Task instructions. Copy every line from the records below that holds the word "جویا".

[Data records]
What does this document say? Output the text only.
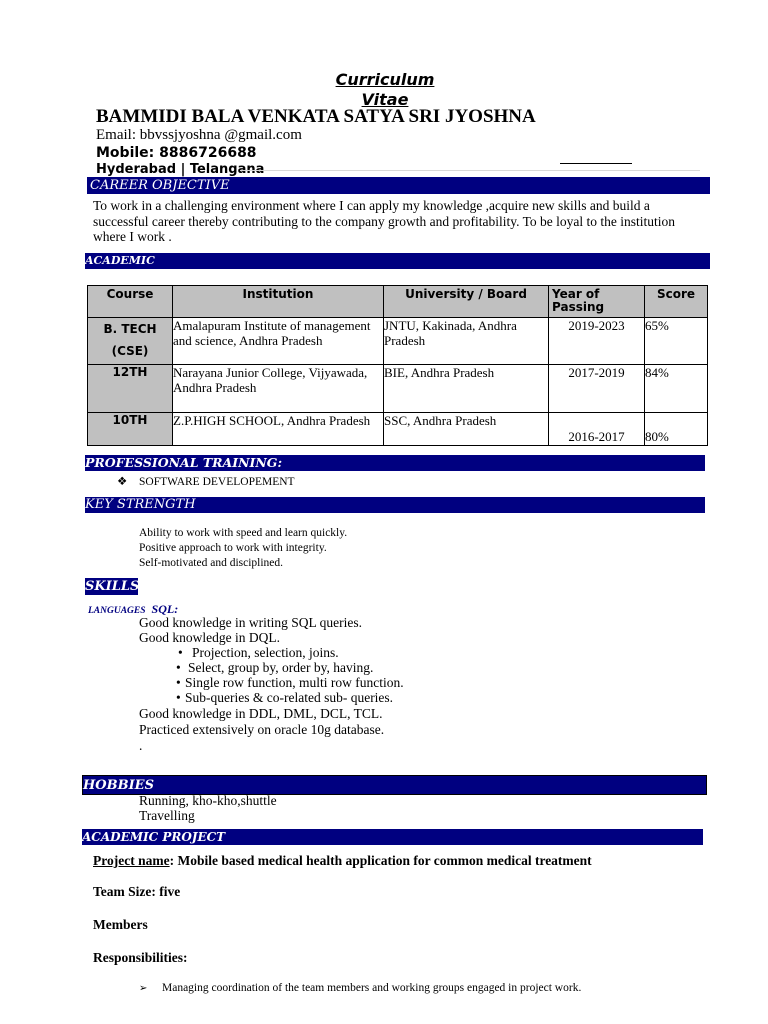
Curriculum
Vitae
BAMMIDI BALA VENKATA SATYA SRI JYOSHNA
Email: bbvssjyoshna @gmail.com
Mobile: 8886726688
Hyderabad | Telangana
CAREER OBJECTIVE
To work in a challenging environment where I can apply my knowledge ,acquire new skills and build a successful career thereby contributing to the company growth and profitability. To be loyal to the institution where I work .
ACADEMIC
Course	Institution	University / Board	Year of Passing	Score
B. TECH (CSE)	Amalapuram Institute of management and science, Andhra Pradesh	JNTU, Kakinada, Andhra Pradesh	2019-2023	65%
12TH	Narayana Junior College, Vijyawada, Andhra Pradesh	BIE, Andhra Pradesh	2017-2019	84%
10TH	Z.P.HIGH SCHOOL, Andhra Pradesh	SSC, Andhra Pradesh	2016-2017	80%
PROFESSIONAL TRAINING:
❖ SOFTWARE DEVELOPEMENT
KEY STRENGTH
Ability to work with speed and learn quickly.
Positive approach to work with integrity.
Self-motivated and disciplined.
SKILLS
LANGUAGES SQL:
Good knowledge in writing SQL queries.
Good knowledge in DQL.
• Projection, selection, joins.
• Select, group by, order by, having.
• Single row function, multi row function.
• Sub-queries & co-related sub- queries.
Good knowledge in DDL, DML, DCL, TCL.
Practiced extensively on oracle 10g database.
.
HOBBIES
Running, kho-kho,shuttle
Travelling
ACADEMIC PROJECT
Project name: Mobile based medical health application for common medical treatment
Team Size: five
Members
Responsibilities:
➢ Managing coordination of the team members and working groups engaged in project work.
---
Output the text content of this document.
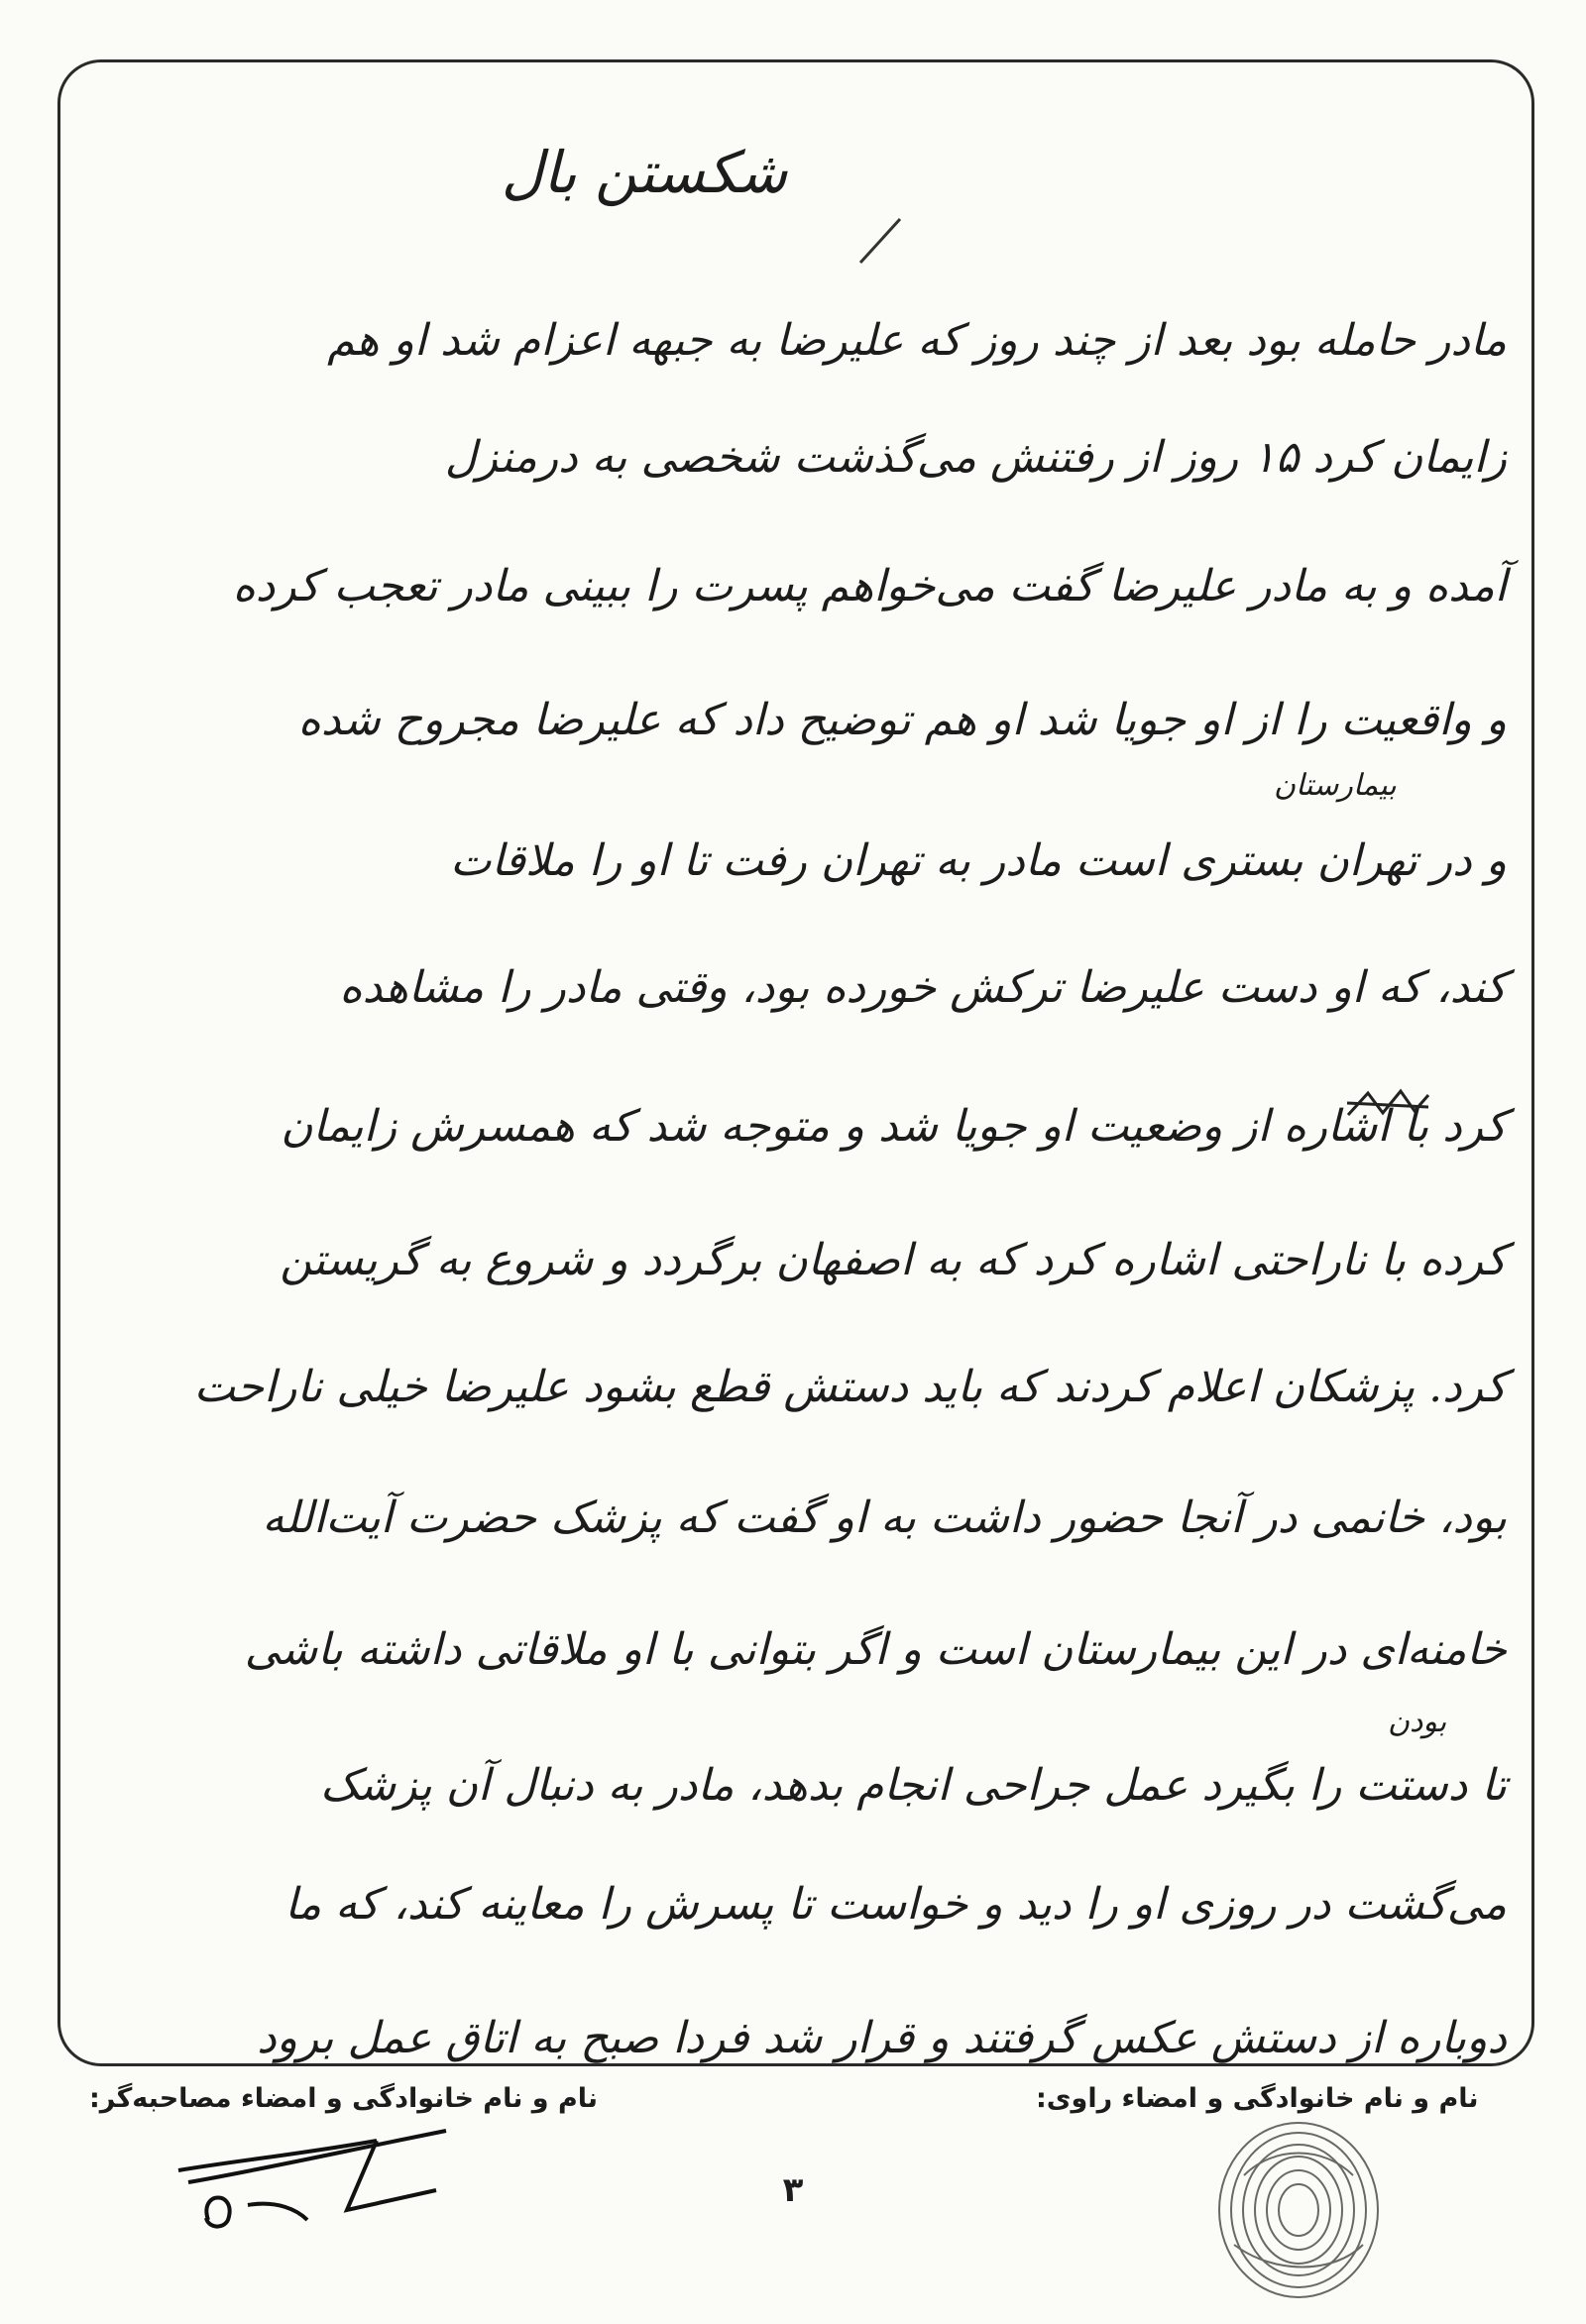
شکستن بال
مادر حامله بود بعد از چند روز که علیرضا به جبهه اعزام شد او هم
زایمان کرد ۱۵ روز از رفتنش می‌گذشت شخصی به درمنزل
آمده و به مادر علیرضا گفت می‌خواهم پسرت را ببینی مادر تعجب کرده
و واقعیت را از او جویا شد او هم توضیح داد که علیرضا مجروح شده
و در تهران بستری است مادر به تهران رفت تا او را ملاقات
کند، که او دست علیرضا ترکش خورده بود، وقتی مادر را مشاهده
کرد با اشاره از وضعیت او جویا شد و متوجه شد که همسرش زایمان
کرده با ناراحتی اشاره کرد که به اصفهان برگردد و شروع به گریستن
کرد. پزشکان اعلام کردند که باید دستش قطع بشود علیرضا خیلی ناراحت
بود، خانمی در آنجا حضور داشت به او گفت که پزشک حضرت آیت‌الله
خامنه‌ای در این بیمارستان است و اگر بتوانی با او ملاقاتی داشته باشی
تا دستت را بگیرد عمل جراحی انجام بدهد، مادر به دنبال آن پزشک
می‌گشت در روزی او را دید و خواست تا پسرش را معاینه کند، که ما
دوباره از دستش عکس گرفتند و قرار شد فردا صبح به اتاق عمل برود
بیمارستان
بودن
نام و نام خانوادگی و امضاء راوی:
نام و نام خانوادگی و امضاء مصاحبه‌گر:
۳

Expected answer.
و واقعیت را از او جویا شد او هم توضیح داد که علیرضا مجروح شده
کرد با اشاره از وضعیت او جویا شد و متوجه شد که همسرش زایمان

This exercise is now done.